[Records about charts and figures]

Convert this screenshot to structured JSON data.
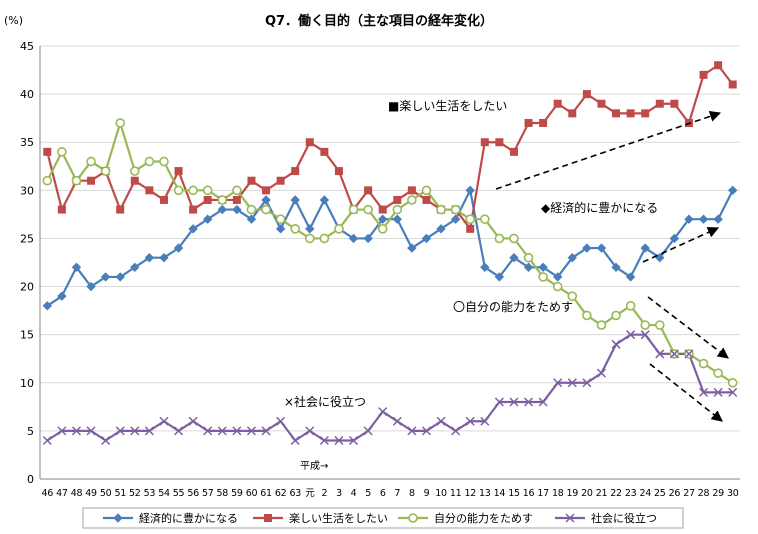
{
  "chart_data": {
    "type": "line",
    "title": "Q7．働く目的（主な項目の経年変化）",
    "ylabel": "(%)",
    "ylim": [
      0,
      45
    ],
    "yticks": [
      0,
      5,
      10,
      15,
      20,
      25,
      30,
      35,
      40,
      45
    ],
    "grid": true,
    "legend_position": "bottom",
    "categories": [
      "46",
      "47",
      "48",
      "49",
      "50",
      "51",
      "52",
      "53",
      "54",
      "55",
      "56",
      "57",
      "58",
      "59",
      "60",
      "61",
      "62",
      "63",
      "元",
      "2",
      "3",
      "4",
      "5",
      "6",
      "7",
      "8",
      "9",
      "10",
      "11",
      "12",
      "13",
      "14",
      "15",
      "16",
      "17",
      "18",
      "19",
      "20",
      "21",
      "22",
      "23",
      "24",
      "25",
      "26",
      "27",
      "28",
      "29",
      "30"
    ],
    "era_label": "平成→",
    "series": [
      {
        "name": "経済的に豊かになる",
        "color": "#4a7ebb",
        "marker": "diamond",
        "values": [
          18,
          19,
          22,
          20,
          21,
          21,
          22,
          23,
          23,
          24,
          26,
          27,
          28,
          28,
          27,
          29,
          26,
          29,
          26,
          29,
          26,
          25,
          25,
          27,
          27,
          24,
          25,
          26,
          27,
          30,
          22,
          21,
          23,
          22,
          22,
          21,
          23,
          24,
          24,
          22,
          21,
          24,
          23,
          25,
          27,
          27,
          27,
          30
        ]
      },
      {
        "name": "楽しい生活をしたい",
        "color": "#be4b48",
        "marker": "square",
        "values": [
          34,
          28,
          31,
          31,
          32,
          28,
          31,
          30,
          29,
          32,
          28,
          29,
          29,
          29,
          31,
          30,
          31,
          32,
          35,
          34,
          32,
          28,
          30,
          28,
          29,
          30,
          29,
          28,
          28,
          26,
          35,
          35,
          34,
          37,
          37,
          39,
          38,
          40,
          39,
          38,
          38,
          38,
          39,
          39,
          37,
          42,
          43,
          41
        ]
      },
      {
        "name": "自分の能力をためす",
        "color": "#98b954",
        "marker": "circle",
        "values": [
          31,
          34,
          31,
          33,
          32,
          37,
          32,
          33,
          33,
          30,
          30,
          30,
          29,
          30,
          28,
          28,
          27,
          26,
          25,
          25,
          26,
          28,
          28,
          26,
          28,
          29,
          30,
          28,
          28,
          27,
          27,
          25,
          25,
          23,
          21,
          20,
          19,
          17,
          16,
          17,
          18,
          16,
          16,
          13,
          13,
          12,
          11,
          10
        ]
      },
      {
        "name": "社会に役立つ",
        "color": "#7d5fa0",
        "marker": "cross",
        "values": [
          4,
          5,
          5,
          5,
          4,
          5,
          5,
          5,
          6,
          5,
          6,
          5,
          5,
          5,
          5,
          5,
          6,
          4,
          5,
          4,
          4,
          4,
          5,
          7,
          6,
          5,
          5,
          6,
          5,
          6,
          6,
          8,
          8,
          8,
          8,
          10,
          10,
          10,
          11,
          14,
          15,
          15,
          13,
          13,
          13,
          9,
          9,
          9
        ]
      }
    ],
    "annotations": [
      {
        "text": "■楽しい生活をしたい",
        "series": 1
      },
      {
        "text": "◆経済的に豊かになる",
        "series": 0
      },
      {
        "text": "〇自分の能力をためす",
        "series": 2
      },
      {
        "text": "×社会に役立つ",
        "series": 3
      }
    ]
  }
}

▶ TASK TO COMPLETE
Nothing in the entries above should change when they are printed again, except that the pictures are dropped.

▶ EXERCISE RESPONSE
Convert this screenshot to structured JSON data.
{
  "chart_data": {
    "type": "line",
    "title": "Q7．働く目的（主な項目の経年変化）",
    "ylabel": "(%)",
    "ylim": [
      0,
      45
    ],
    "yticks": [
      0,
      5,
      10,
      15,
      20,
      25,
      30,
      35,
      40,
      45
    ],
    "grid": true,
    "legend_position": "bottom",
    "categories": [
      "46",
      "47",
      "48",
      "49",
      "50",
      "51",
      "52",
      "53",
      "54",
      "55",
      "56",
      "57",
      "58",
      "59",
      "60",
      "61",
      "62",
      "63",
      "元",
      "2",
      "3",
      "4",
      "5",
      "6",
      "7",
      "8",
      "9",
      "10",
      "11",
      "12",
      "13",
      "14",
      "15",
      "16",
      "17",
      "18",
      "19",
      "20",
      "21",
      "22",
      "23",
      "24",
      "25",
      "26",
      "27",
      "28",
      "29",
      "30"
    ],
    "era_label": "平成→",
    "series": [
      {
        "name": "経済的に豊かになる",
        "color": "#4a7ebb",
        "marker": "diamond",
        "values": [
          18,
          19,
          22,
          20,
          21,
          21,
          22,
          23,
          23,
          24,
          26,
          27,
          28,
          28,
          27,
          29,
          26,
          29,
          26,
          29,
          26,
          25,
          25,
          27,
          27,
          24,
          25,
          26,
          27,
          30,
          22,
          21,
          23,
          22,
          22,
          21,
          23,
          24,
          24,
          22,
          21,
          24,
          23,
          25,
          27,
          27,
          27,
          30
        ]
      },
      {
        "name": "楽しい生活をしたい",
        "color": "#be4b48",
        "marker": "square",
        "values": [
          34,
          28,
          31,
          31,
          32,
          28,
          31,
          30,
          29,
          32,
          28,
          29,
          29,
          29,
          31,
          30,
          31,
          32,
          35,
          34,
          32,
          28,
          30,
          28,
          29,
          30,
          29,
          28,
          28,
          26,
          35,
          35,
          34,
          37,
          37,
          39,
          38,
          40,
          39,
          38,
          38,
          38,
          39,
          39,
          37,
          42,
          43,
          41
        ]
      },
      {
        "name": "自分の能力をためす",
        "color": "#98b954",
        "marker": "circle",
        "values": [
          31,
          34,
          31,
          33,
          32,
          37,
          32,
          33,
          33,
          30,
          30,
          30,
          29,
          30,
          28,
          28,
          27,
          26,
          25,
          25,
          26,
          28,
          28,
          26,
          28,
          29,
          30,
          28,
          28,
          27,
          27,
          25,
          25,
          23,
          21,
          20,
          19,
          17,
          16,
          17,
          18,
          16,
          16,
          13,
          13,
          12,
          11,
          10
        ]
      },
      {
        "name": "社会に役立つ",
        "color": "#7d5fa0",
        "marker": "cross",
        "values": [
          4,
          5,
          5,
          5,
          4,
          5,
          5,
          5,
          6,
          5,
          6,
          5,
          5,
          5,
          5,
          5,
          6,
          4,
          5,
          4,
          4,
          4,
          5,
          7,
          6,
          5,
          5,
          6,
          5,
          6,
          6,
          8,
          8,
          8,
          8,
          10,
          10,
          10,
          11,
          14,
          15,
          15,
          13,
          13,
          13,
          9,
          9,
          9
        ]
      }
    ],
    "annotations": [
      {
        "text": "■楽しい生活をしたい",
        "series": 1
      },
      {
        "text": "◆経済的に豊かになる",
        "series": 0
      },
      {
        "text": "〇自分の能力をためす",
        "series": 2
      },
      {
        "text": "×社会に役立つ",
        "series": 3
      }
    ]
  }
}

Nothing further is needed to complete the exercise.